## SHORT PROBLEM
Please explain, using the forum thread on LVGL buffers, why the draw buffers belong in internal RAM while the framebuffer can sit in external RAM.

## TEXT BLOCK
Here the mentioned Code before SDRAM init in “tft.c”:

/* Assert backlight LCD_BL_CTRL pin */
HAL_GPIO_WritePin(LCD_BL_CTRL_GPIO_PORT, LCD_BL_CTRL_PIN, GPIO_PIN_SET);
MPU_Region_InitTypeDef MPU_InitStruct;

/* Disable the MPU */
HAL_MPU_Disable();

/* Configure the MPU attributes for SDRAM */
MPU_InitStruct.Enable = MPU_REGION_ENABLE;
MPU_InitStruct.BaseAddress = 0xC0000000;
MPU_InitStruct.Size = MPU_REGION_SIZE_4MB;
MPU_InitStruct.AccessPermission = MPU_REGION_FULL_ACCESS;
MPU_InitStruct.IsBufferable = MPU_ACCESS_NOT_BUFFERABLE;
MPU_InitStruct.IsCacheable = MPU_ACCESS_NOT_CACHEABLE;
MPU_InitStruct.IsShareable = MPU_ACCESS_NOT_SHAREABLE;
MPU_InitStruct.Number = MPU_REGION_NUMBER0;
MPU_InitStruct.TypeExtField = MPU_TEX_LEVEL1;
MPU_InitStruct.SubRegionDisable = 0x00;
MPU_InitStruct.DisableExec = MPU_INSTRUCTION_ACCESS_DISABLE;

HAL_MPU_ConfigRegion(&MPU_InitStruct);

/* Enable the MPU */
HAL_MPU_Enable(MPU_PRIVILEGED_DEFAULT);

BSP_SDRAM_Init();
//HAL_EnableFMCMemorySwapping();

geert-KLA-BE · June 3, 2022, 2:55pm

Putting the draw buffer in SDRAM is too slow because of the big latencies. I had the same experience on the stm32_F469i. I would suggest to reduce your buffers so they fit in internal ram (which has almost no latency). Making it smaller will not effect performance that much.
Though with the F7 you might be able to use some caching functionality on the external RAM.

epikao · June 3, 2022, 3:04pm

ok interesting, thanks for the tip.
I have the feeling that the used lv_port writes directly to the SDRAM even without adjustment, because the SDRAM initialization is enabled…

Ok, so now I rather have to see what I have to change to write to internal RAM…

geert-KLA-BE · June 7, 2022, 9:53am

I think you need to read the display configuration documentation of lvgl to get a better understanding.
LVGL has 2 kinds of buffers in use.

The actual framebuffer that contains the whole screen and is transferred 30-60 times per second to the display.
static __IO uintpixel_t * my_fb = (__IO uintpixel_t*) (0x60000000);

The LTDC hardware copies that memory buffer to the display. This is put in ext. RAM because the whole frame does not fit in the internal ram. Here the latencies are not an issue because it is copied in large blocks directly without CPU intervention.

Next to the framebuffer you also have one or two lvgl draw buffers. These are used by lvgl to do the actual graphic drawing calculations. These calculations are done on blocks the size of your draw buffers.

    static lv_disp_draw_buf_t disp_buf_1;
    static lv_color_t buf1_1[TFT_HOR_RES * 68];
    static lv_color_t buf1_2[TFT_HOR_RES * 68];

On this part a lot of write/read operations take place by the CPU to do the drawings. This is the reason why the RAM latency has a huge effect on the performance. So these you place in internal RAM.

## INFORMATION PROVIDED
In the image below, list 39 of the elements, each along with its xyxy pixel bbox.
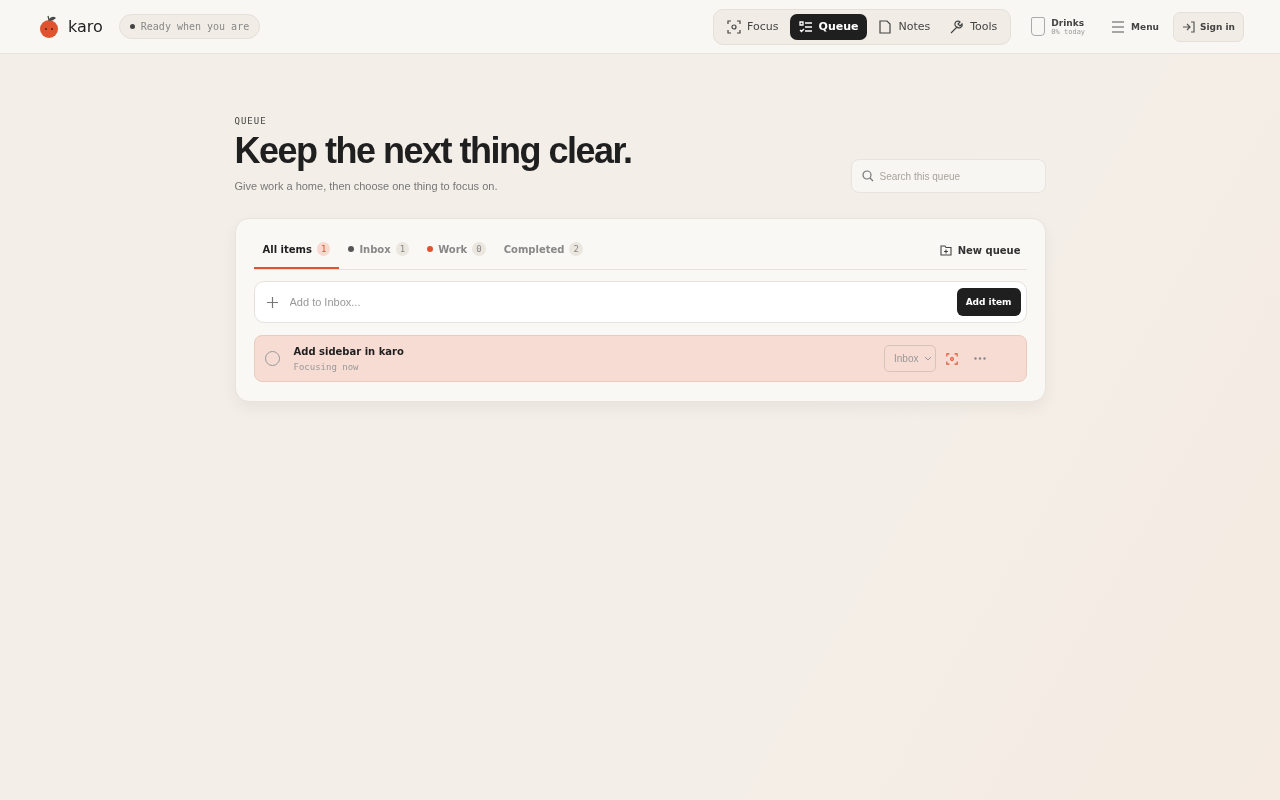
count-badge: 2 xyxy=(569,242,583,256)
count-badge: 0 xyxy=(472,242,486,256)
page-title: Keep the next thing clear. xyxy=(234,130,632,172)
nav-tab[interactable]: Focus xyxy=(718,13,788,40)
page-subtitle: Give work a home, then choose one thing to focus on. xyxy=(234,180,499,192)
focus-icon xyxy=(727,19,742,34)
count-badge: 1 xyxy=(395,242,410,256)
item-title: Add sidebar in karo xyxy=(293,345,405,357)
status-dot-icon xyxy=(129,24,135,29)
filter-tab[interactable]: All items 1 xyxy=(253,231,340,269)
section-label: QUEUE xyxy=(234,116,268,126)
queue-item[interactable]: Add sidebar in karo Focusing now Inbox xyxy=(253,335,1027,382)
chevron-down-icon xyxy=(923,356,932,361)
search-icon xyxy=(861,170,874,182)
item-status: Focusing now xyxy=(293,361,360,372)
brand-name: karo xyxy=(68,17,103,36)
add-item-field[interactable]: Add to Inbox... Add item xyxy=(253,281,1027,323)
nav-tab[interactable]: Tools xyxy=(941,13,1007,40)
search-field[interactable]: Search this queue xyxy=(850,159,1046,193)
document-icon xyxy=(878,19,893,34)
plus-icon xyxy=(266,296,278,308)
wrench-icon xyxy=(950,19,965,34)
new-queue-button[interactable]: New queue xyxy=(933,231,1027,269)
checklist-icon xyxy=(798,19,813,34)
nav-tab[interactable]: Queue xyxy=(789,13,868,40)
status-text: Ready when you are xyxy=(140,21,250,32)
folder-plus-icon xyxy=(939,244,952,256)
nav-tab[interactable]: Notes xyxy=(869,13,940,40)
add-item-button[interactable]: Add item xyxy=(956,288,1021,316)
cup-icon xyxy=(1031,17,1046,36)
more-icon[interactable] xyxy=(973,357,986,360)
menu-icon xyxy=(1111,20,1126,33)
focus-icon[interactable] xyxy=(945,352,958,365)
sign-in-icon xyxy=(1181,20,1195,33)
tomato-logo-icon xyxy=(38,14,60,39)
count-badge: 1 xyxy=(316,242,331,256)
drinks-label: Drinks xyxy=(1051,17,1086,28)
menu-button[interactable]: Menu xyxy=(1105,19,1165,34)
sign-in-button[interactable]: Sign in xyxy=(1172,11,1244,42)
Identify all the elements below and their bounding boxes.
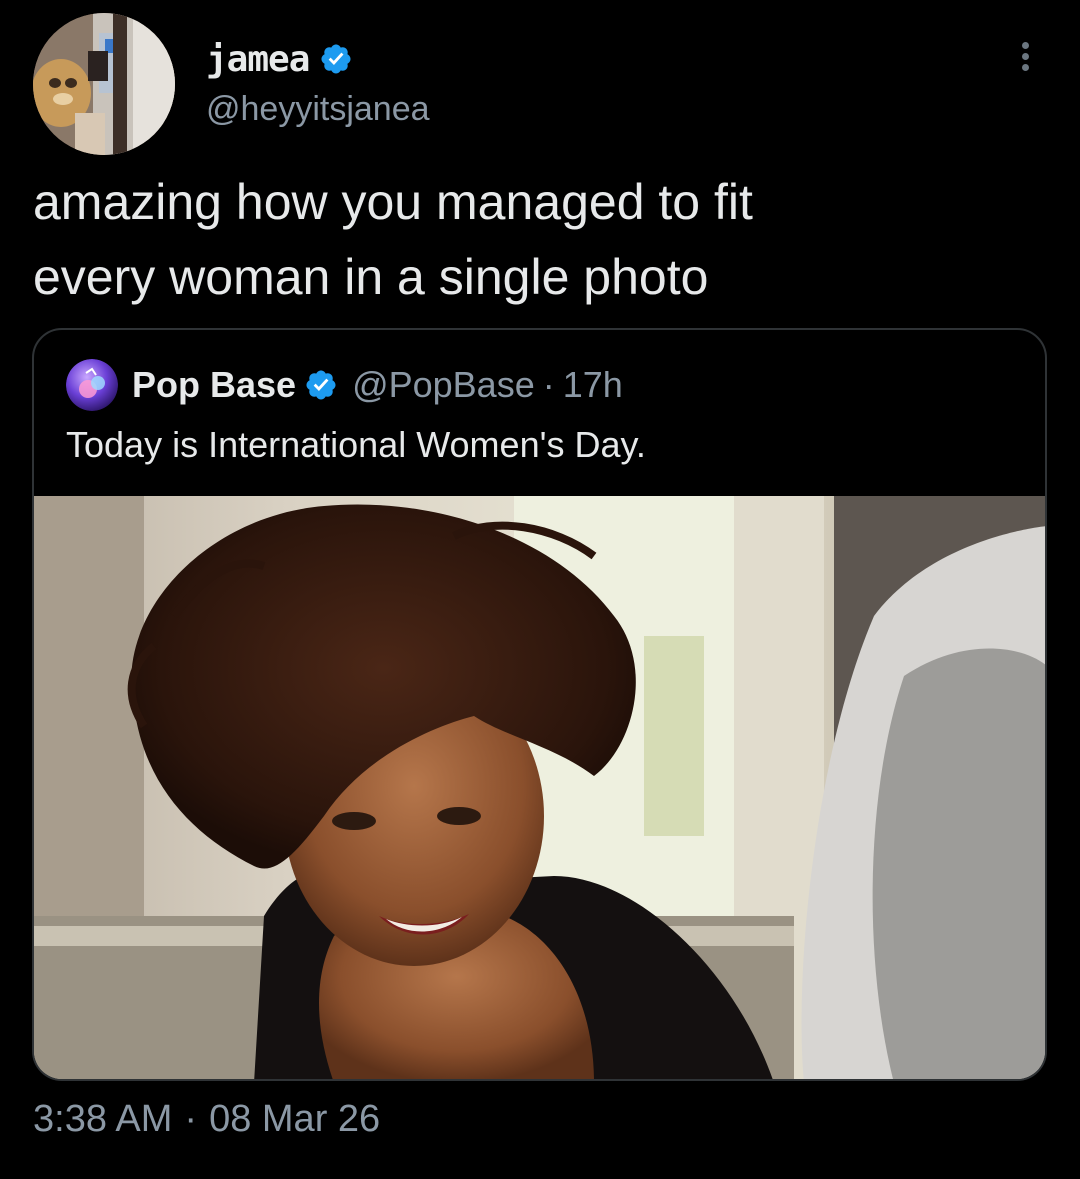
portrait-photo-icon <box>34 496 1045 1079</box>
quoted-tweet-text: Today is International Women's Day. <box>66 424 646 465</box>
verified-badge-icon <box>319 42 353 76</box>
tweet-date: 08 Mar 26 <box>209 1098 381 1140</box>
more-dot-icon <box>1021 63 1029 71</box>
profile-photo-icon <box>33 13 175 155</box>
quoted-tweet-time[interactable]: 17h <box>563 364 623 406</box>
more-dot-icon <box>1021 52 1029 60</box>
quoted-author-handle[interactable]: @PopBase <box>352 364 535 406</box>
more-dot-icon <box>1021 41 1029 49</box>
tweet-time: 3:38 AM <box>33 1098 173 1140</box>
separator-dot: · <box>542 364 555 405</box>
author-display-name[interactable]: jamea <box>206 39 310 80</box>
pop-base-logo-icon <box>66 359 118 411</box>
tweet-timestamp[interactable]: 3:38 AM · 08 Mar 26 <box>33 1098 380 1141</box>
tweet: jamea @heyyitsjanea amazing how you mana… <box>0 0 1080 1179</box>
tweet-text: amazing how you managed to fit every wom… <box>33 174 753 305</box>
author-name-row: jamea <box>206 36 353 82</box>
separator-dot: · <box>184 1098 198 1140</box>
more-options-button[interactable] <box>1010 36 1040 76</box>
author-handle[interactable]: @heyyitsjanea <box>206 90 430 129</box>
verified-badge-icon <box>304 368 338 402</box>
quoted-author-name[interactable]: Pop Base <box>132 364 296 406</box>
author-avatar[interactable] <box>33 13 175 155</box>
quoted-tweet-photo[interactable] <box>34 496 1045 1079</box>
quoted-tweet-header: Pop Base @PopBase · 17h <box>66 358 623 412</box>
quoted-tweet-card[interactable]: Pop Base @PopBase · 17h Today is Interna… <box>32 328 1047 1081</box>
quoted-author-avatar[interactable] <box>66 359 118 411</box>
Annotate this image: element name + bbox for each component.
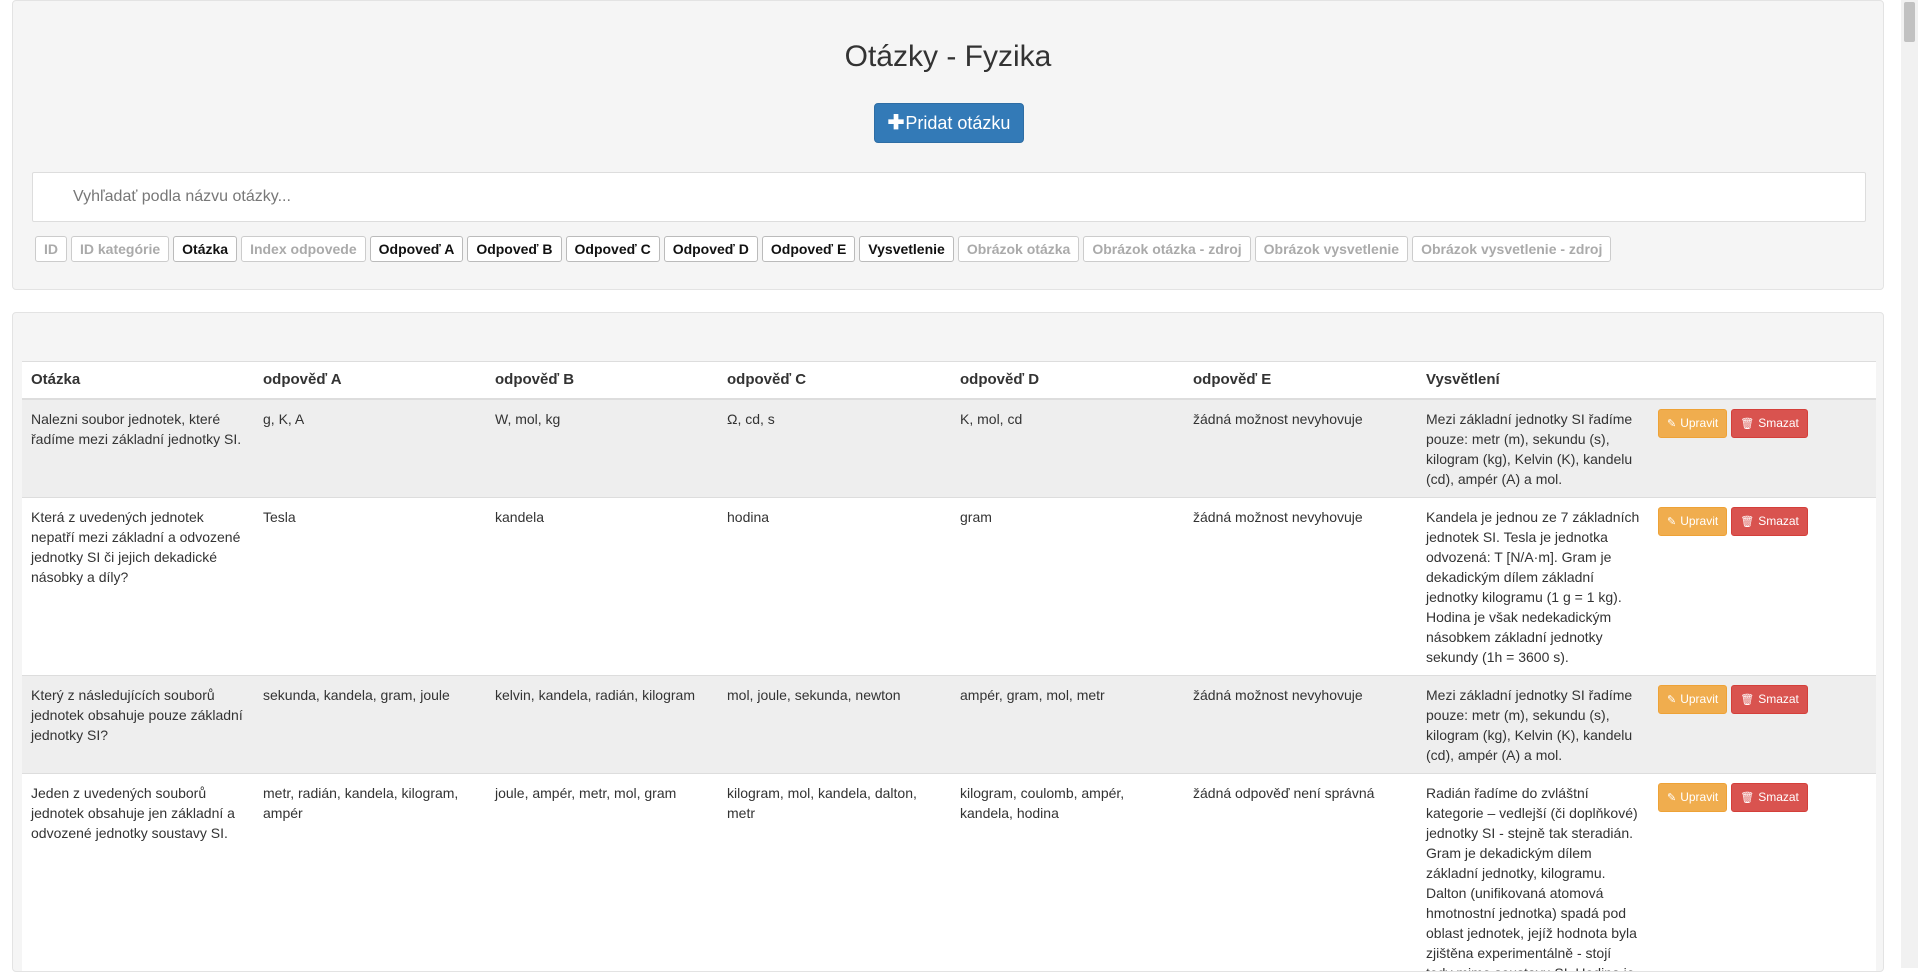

## FULL RESPONSE
The framebuffer goes in external RAM because the whole frame does not fit in internal RAM. Latency doesn't matter there, since the LTDC hardware copies it in large blocks without CPU intervention. The draw buffers are where the CPU performs many read/write operations for the drawing calculations, so RAM latency strongly affects performance, and internal RAM has almost no latency.